### Provided information
______________________________
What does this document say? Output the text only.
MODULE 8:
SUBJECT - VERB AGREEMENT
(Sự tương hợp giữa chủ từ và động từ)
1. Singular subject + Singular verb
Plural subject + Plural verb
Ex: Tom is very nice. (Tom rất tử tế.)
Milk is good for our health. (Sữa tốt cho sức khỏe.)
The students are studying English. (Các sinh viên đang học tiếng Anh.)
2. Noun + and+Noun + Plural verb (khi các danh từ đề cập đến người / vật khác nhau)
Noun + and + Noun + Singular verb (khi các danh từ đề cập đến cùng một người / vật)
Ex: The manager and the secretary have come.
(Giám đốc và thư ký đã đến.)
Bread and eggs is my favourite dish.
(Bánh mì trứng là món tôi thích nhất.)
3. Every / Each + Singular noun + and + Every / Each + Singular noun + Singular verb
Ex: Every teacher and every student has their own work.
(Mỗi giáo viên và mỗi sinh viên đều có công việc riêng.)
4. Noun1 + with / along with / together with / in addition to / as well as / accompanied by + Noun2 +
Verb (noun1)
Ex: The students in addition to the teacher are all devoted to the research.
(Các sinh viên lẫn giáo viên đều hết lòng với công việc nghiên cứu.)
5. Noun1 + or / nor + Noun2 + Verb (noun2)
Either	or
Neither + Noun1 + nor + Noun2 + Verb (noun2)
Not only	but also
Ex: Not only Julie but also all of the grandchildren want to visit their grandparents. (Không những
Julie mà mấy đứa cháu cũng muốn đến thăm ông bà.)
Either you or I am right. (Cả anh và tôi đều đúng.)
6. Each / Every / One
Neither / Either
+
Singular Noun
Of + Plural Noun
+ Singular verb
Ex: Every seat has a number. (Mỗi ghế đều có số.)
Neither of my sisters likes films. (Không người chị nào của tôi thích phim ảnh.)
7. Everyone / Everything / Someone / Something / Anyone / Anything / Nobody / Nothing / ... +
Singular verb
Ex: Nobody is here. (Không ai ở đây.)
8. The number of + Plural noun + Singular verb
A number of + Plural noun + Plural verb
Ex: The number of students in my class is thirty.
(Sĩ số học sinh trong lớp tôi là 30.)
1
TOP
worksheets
______________________________
### The request
Take the material above and return all of it exactly.

### Result for this exercise
What does this document say? Output the text only.
MODULE 8:
SUBJECT - VERB AGREEMENT
(Sự tương hợp giữa chủ từ và động từ)
1. Singular subject + Singular verb
Plural subject + Plural verb
Ex: Tom is very nice. (Tom rất tử tế.)
Milk is good for our health. (Sữa tốt cho sức khỏe.)
The students are studying English. (Các sinh viên đang học tiếng Anh.)
2. Noun + and+Noun + Plural verb (khi các danh từ đề cập đến người / vật khác nhau)
Noun + and + Noun + Singular verb (khi các danh từ đề cập đến cùng một người / vật)
Ex: The manager and the secretary have come.
(Giám đốc và thư ký đã đến.)
Bread and eggs is my favourite dish.
(Bánh mì trứng là món tôi thích nhất.)
3. Every / Each + Singular noun + and + Every / Each + Singular noun + Singular verb
Ex: Every teacher and every student has their own work.
(Mỗi giáo viên và mỗi sinh viên đều có công việc riêng.)
4. Noun1 + with / along with / together with / in addition to / as well as / accompanied by + Noun2 +
Verb (noun1)
Ex: The students in addition to the teacher are all devoted to the research.
(Các sinh viên lẫn giáo viên đều hết lòng với công việc nghiên cứu.)
5. Noun1 + or / nor + Noun2 + Verb (noun2)
Either	or
Neither + Noun1 + nor + Noun2 + Verb (noun2)
Not only	but also
Ex: Not only Julie but also all of the grandchildren want to visit their grandparents. (Không những
Julie mà mấy đứa cháu cũng muốn đến thăm ông bà.)
Either you or I am right. (Cả anh và tôi đều đúng.)
6. Each / Every / One
Neither / Either
+
Singular Noun
Of + Plural Noun
+ Singular verb
Ex: Every seat has a number. (Mỗi ghế đều có số.)
Neither of my sisters likes films. (Không người chị nào của tôi thích phim ảnh.)
7. Everyone / Everything / Someone / Something / Anyone / Anything / Nobody / Nothing / ... +
Singular verb
Ex: Nobody is here. (Không ai ở đây.)
8. The number of + Plural noun + Singular verb
A number of + Plural noun + Plural verb
Ex: The number of students in my class is thirty.
(Sĩ số học sinh trong lớp tôi là 30.)
1
TOP
worksheets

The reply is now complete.